__JOB__: Quote the records in full and leave their pictures out.
>> BEGIN SOURCE RECORDS
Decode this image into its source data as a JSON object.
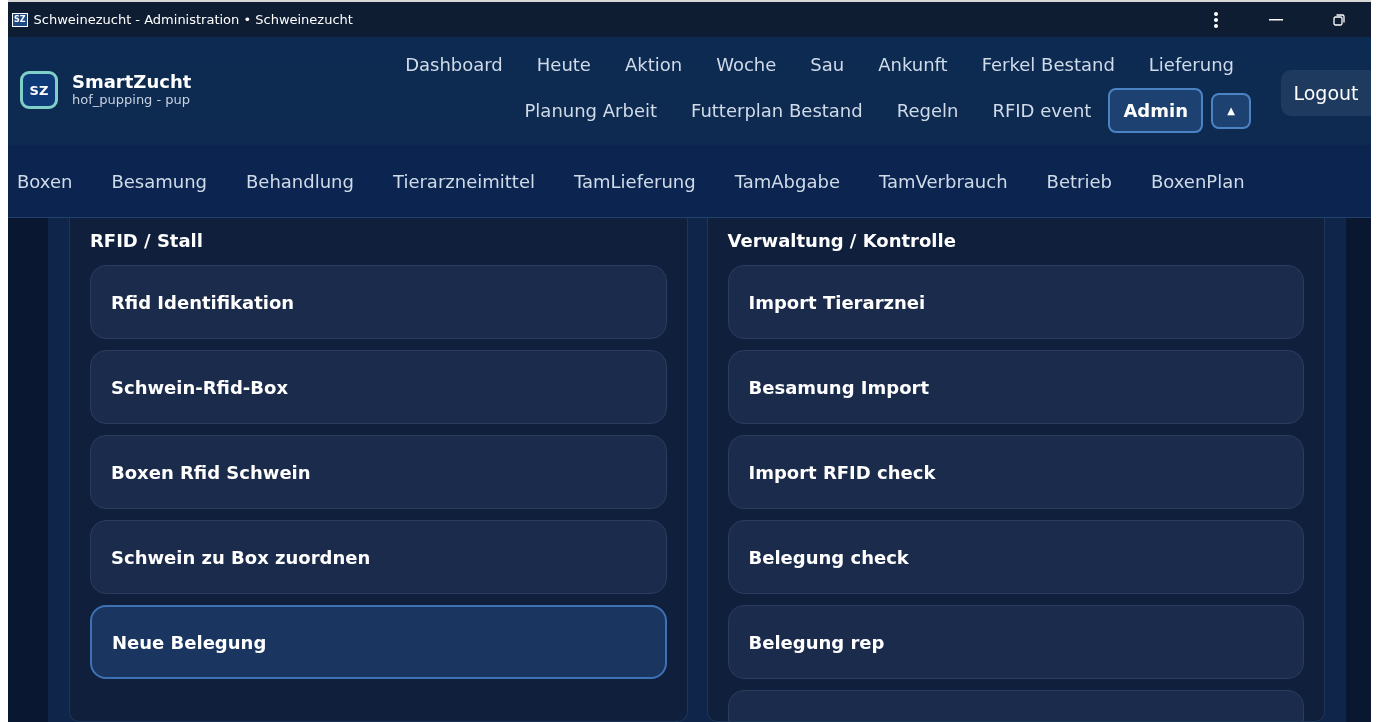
{
  "window": {
    "title": "Schweinezucht - Administration • Schweinezucht",
    "app_icon_text": "SZ"
  },
  "brand": {
    "logo_text": "SZ",
    "name": "SmartZucht",
    "subtitle": "hof_pupping - pup"
  },
  "nav_row_1": [
    {
      "label": "Dashboard",
      "selected": false
    },
    {
      "label": "Heute",
      "selected": false
    },
    {
      "label": "Aktion",
      "selected": false
    },
    {
      "label": "Woche",
      "selected": false
    },
    {
      "label": "Sau",
      "selected": false
    },
    {
      "label": "Ankunft",
      "selected": false
    },
    {
      "label": "Ferkel Bestand",
      "selected": false
    },
    {
      "label": "Lieferung",
      "selected": false
    }
  ],
  "nav_row_2": [
    {
      "label": "Planung Arbeit",
      "selected": false
    },
    {
      "label": "Futterplan Bestand",
      "selected": false
    },
    {
      "label": "Regeln",
      "selected": false
    },
    {
      "label": "RFID event",
      "selected": false
    },
    {
      "label": "Admin",
      "selected": true
    }
  ],
  "collapse_button": "▲",
  "logout": "Logout",
  "subnav": [
    "Boxen",
    "Besamung",
    "Behandlung",
    "Tierarzneimittel",
    "TamLieferung",
    "TamAbgabe",
    "TamVerbrauch",
    "Betrieb",
    "BoxenPlan"
  ],
  "sections": [
    {
      "title": "RFID / Stall",
      "items": [
        {
          "label": "Rfid Identifikation",
          "selected": false
        },
        {
          "label": "Schwein-Rfid-Box",
          "selected": false
        },
        {
          "label": "Boxen Rfid Schwein",
          "selected": false
        },
        {
          "label": "Schwein zu Box zuordnen",
          "selected": false
        },
        {
          "label": "Neue Belegung",
          "selected": true
        }
      ]
    },
    {
      "title": "Verwaltung / Kontrolle",
      "items": [
        {
          "label": "Import Tierarznei",
          "selected": false
        },
        {
          "label": "Besamung Import",
          "selected": false
        },
        {
          "label": "Import RFID check",
          "selected": false
        },
        {
          "label": "Belegung check",
          "selected": false
        },
        {
          "label": "Belegung rep",
          "selected": false
        }
      ]
    }
  ]
}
>> END SOURCE RECORDS
__WRITTEN RESPONSE__:
Decode this image into its source data as a JSON object.
{
  "window": {
    "title": "Schweinezucht - Administration • Schweinezucht",
    "app_icon_text": "SZ"
  },
  "brand": {
    "logo_text": "SZ",
    "name": "SmartZucht",
    "subtitle": "hof_pupping - pup"
  },
  "nav_row_1": [
    {
      "label": "Dashboard",
      "selected": false
    },
    {
      "label": "Heute",
      "selected": false
    },
    {
      "label": "Aktion",
      "selected": false
    },
    {
      "label": "Woche",
      "selected": false
    },
    {
      "label": "Sau",
      "selected": false
    },
    {
      "label": "Ankunft",
      "selected": false
    },
    {
      "label": "Ferkel Bestand",
      "selected": false
    },
    {
      "label": "Lieferung",
      "selected": false
    }
  ],
  "nav_row_2": [
    {
      "label": "Planung Arbeit",
      "selected": false
    },
    {
      "label": "Futterplan Bestand",
      "selected": false
    },
    {
      "label": "Regeln",
      "selected": false
    },
    {
      "label": "RFID event",
      "selected": false
    },
    {
      "label": "Admin",
      "selected": true
    }
  ],
  "collapse_button": "▲",
  "logout": "Logout",
  "subnav": [
    "Boxen",
    "Besamung",
    "Behandlung",
    "Tierarzneimittel",
    "TamLieferung",
    "TamAbgabe",
    "TamVerbrauch",
    "Betrieb",
    "BoxenPlan"
  ],
  "sections": [
    {
      "title": "RFID / Stall",
      "items": [
        {
          "label": "Rfid Identifikation",
          "selected": false
        },
        {
          "label": "Schwein-Rfid-Box",
          "selected": false
        },
        {
          "label": "Boxen Rfid Schwein",
          "selected": false
        },
        {
          "label": "Schwein zu Box zuordnen",
          "selected": false
        },
        {
          "label": "Neue Belegung",
          "selected": true
        }
      ]
    },
    {
      "title": "Verwaltung / Kontrolle",
      "items": [
        {
          "label": "Import Tierarznei",
          "selected": false
        },
        {
          "label": "Besamung Import",
          "selected": false
        },
        {
          "label": "Import RFID check",
          "selected": false
        },
        {
          "label": "Belegung check",
          "selected": false
        },
        {
          "label": "Belegung rep",
          "selected": false
        }
      ]
    }
  ]
}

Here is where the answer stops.